● Challenge: Check each line of the material below, and copy it if it holds the string "CF分别平分".

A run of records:
★ ★ ★ ★

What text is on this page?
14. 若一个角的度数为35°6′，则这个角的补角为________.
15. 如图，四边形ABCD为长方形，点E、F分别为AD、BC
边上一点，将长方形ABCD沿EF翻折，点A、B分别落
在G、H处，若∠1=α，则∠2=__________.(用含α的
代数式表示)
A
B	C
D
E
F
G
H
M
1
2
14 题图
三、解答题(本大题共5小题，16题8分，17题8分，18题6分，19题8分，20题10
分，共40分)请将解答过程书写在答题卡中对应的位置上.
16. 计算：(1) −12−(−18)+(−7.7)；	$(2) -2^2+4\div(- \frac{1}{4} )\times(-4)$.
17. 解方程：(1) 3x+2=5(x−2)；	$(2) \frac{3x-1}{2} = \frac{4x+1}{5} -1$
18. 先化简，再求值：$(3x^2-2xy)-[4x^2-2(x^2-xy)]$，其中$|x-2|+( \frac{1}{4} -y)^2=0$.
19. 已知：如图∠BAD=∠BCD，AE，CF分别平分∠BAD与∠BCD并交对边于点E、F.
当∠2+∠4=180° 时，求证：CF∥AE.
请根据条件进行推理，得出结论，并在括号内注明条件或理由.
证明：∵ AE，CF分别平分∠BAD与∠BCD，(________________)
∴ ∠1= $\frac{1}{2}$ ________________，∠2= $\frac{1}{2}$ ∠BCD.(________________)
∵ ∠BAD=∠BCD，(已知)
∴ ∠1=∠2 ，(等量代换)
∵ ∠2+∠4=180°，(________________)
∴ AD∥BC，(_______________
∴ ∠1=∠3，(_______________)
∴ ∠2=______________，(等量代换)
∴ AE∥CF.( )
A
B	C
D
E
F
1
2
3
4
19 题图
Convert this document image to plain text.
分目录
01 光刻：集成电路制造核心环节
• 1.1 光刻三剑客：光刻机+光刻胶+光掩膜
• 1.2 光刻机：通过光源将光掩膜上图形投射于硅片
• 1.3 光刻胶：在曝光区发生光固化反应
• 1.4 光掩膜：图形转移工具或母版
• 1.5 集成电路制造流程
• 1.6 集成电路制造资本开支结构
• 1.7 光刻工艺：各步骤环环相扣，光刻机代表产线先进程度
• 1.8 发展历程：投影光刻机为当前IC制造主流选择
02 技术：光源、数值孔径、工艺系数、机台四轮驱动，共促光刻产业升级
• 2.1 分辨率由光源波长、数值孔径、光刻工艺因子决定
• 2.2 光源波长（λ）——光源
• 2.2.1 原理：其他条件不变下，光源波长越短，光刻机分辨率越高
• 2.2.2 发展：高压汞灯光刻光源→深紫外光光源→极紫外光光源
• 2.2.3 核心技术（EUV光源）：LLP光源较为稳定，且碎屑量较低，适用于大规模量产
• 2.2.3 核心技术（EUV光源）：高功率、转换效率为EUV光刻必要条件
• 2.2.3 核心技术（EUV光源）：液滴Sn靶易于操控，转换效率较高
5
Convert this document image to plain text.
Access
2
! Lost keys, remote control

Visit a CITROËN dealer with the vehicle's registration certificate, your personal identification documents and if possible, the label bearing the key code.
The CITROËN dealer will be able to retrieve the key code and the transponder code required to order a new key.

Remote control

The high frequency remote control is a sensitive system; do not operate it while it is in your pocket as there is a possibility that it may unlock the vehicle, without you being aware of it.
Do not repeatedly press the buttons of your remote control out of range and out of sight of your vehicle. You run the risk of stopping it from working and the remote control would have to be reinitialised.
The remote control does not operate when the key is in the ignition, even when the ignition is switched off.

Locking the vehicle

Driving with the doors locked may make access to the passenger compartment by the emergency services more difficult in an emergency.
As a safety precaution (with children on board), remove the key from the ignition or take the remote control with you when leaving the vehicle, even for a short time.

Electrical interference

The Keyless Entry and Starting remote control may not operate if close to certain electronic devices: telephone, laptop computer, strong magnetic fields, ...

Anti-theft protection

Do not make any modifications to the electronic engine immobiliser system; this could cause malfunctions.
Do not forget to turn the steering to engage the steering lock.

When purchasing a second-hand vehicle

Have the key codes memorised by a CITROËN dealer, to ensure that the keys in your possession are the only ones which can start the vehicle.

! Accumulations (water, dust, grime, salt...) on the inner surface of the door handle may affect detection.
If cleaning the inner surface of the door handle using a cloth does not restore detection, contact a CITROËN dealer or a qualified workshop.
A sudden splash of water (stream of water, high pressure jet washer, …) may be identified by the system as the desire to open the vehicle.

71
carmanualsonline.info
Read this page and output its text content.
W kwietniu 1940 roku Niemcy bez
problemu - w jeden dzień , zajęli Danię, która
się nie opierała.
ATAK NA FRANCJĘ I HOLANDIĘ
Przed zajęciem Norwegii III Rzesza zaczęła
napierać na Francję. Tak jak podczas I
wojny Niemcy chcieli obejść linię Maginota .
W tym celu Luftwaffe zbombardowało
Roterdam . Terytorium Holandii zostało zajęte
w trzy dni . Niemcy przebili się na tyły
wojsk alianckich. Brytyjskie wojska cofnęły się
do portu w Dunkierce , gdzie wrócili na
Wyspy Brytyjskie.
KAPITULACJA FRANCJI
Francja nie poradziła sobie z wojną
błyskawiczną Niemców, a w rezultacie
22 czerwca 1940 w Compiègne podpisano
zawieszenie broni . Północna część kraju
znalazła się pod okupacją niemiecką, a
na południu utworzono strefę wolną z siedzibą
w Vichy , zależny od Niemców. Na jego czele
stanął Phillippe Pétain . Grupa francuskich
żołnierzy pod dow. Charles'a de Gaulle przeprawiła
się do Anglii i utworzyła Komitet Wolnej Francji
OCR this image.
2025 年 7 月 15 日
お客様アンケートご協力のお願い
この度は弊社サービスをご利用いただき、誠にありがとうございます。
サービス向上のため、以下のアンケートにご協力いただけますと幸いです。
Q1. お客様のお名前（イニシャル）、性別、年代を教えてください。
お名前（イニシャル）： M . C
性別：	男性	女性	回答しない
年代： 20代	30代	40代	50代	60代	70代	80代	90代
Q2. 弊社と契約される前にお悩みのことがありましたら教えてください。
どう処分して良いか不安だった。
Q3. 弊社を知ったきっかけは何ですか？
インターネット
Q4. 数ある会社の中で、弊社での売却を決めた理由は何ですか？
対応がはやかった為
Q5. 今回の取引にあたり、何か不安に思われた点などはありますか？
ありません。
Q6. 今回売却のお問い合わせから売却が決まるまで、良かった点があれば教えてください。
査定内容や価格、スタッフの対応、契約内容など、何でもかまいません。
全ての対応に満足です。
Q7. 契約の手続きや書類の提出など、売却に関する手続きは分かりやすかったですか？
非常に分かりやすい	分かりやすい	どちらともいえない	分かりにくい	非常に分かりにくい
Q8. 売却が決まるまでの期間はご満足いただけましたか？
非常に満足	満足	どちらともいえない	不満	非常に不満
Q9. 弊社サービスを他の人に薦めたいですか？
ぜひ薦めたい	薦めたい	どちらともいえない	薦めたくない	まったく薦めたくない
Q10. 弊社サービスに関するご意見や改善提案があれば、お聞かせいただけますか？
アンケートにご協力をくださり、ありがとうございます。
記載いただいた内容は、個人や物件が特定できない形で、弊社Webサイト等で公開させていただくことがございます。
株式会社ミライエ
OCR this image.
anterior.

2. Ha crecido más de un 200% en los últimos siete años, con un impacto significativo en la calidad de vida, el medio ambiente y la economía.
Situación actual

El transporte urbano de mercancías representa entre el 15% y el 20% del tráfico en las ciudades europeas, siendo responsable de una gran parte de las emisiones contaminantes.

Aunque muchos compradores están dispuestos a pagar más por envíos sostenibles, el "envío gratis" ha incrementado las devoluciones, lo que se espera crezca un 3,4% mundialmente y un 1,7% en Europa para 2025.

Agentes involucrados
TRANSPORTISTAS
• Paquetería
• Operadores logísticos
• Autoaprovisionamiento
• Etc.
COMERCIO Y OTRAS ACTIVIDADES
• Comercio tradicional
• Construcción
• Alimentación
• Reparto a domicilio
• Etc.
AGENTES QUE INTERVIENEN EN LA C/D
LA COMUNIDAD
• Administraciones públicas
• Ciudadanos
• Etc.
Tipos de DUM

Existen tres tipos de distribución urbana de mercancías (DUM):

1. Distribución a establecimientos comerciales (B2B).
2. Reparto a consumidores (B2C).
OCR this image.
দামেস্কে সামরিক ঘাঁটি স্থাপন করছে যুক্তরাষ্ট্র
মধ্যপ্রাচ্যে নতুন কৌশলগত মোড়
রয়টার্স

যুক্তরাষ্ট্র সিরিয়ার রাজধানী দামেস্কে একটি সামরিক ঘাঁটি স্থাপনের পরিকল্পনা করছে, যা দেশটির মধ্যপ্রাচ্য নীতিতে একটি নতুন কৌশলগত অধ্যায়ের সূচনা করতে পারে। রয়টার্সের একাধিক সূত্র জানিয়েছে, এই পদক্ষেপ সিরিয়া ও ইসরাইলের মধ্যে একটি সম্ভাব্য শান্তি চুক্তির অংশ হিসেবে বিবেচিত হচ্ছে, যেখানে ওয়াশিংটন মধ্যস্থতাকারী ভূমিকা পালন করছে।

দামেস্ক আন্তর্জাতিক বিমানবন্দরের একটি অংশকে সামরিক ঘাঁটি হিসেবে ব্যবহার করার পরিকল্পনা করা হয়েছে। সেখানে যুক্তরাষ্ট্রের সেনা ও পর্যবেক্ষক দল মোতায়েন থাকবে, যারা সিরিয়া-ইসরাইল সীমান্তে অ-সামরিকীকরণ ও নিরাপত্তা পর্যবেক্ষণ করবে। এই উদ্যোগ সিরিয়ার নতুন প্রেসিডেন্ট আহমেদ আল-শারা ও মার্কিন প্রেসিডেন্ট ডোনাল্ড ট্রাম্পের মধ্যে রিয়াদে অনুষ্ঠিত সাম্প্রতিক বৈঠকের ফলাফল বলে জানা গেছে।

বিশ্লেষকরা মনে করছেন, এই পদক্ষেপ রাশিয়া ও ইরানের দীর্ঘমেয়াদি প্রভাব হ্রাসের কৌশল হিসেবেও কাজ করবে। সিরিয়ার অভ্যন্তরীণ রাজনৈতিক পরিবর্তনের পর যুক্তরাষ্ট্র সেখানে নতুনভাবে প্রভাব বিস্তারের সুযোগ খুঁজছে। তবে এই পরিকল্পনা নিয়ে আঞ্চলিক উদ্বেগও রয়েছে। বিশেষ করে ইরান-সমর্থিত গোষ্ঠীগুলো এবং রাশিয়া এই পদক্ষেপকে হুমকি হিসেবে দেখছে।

★ ★ ★ ★

● Response:
19. 已知：如图∠BAD=∠BCD，AE，CF分别平分∠BAD与∠BCD并交对边于点E、F.
证明：∵ AE，CF分别平分∠BAD与∠BCD，(________________)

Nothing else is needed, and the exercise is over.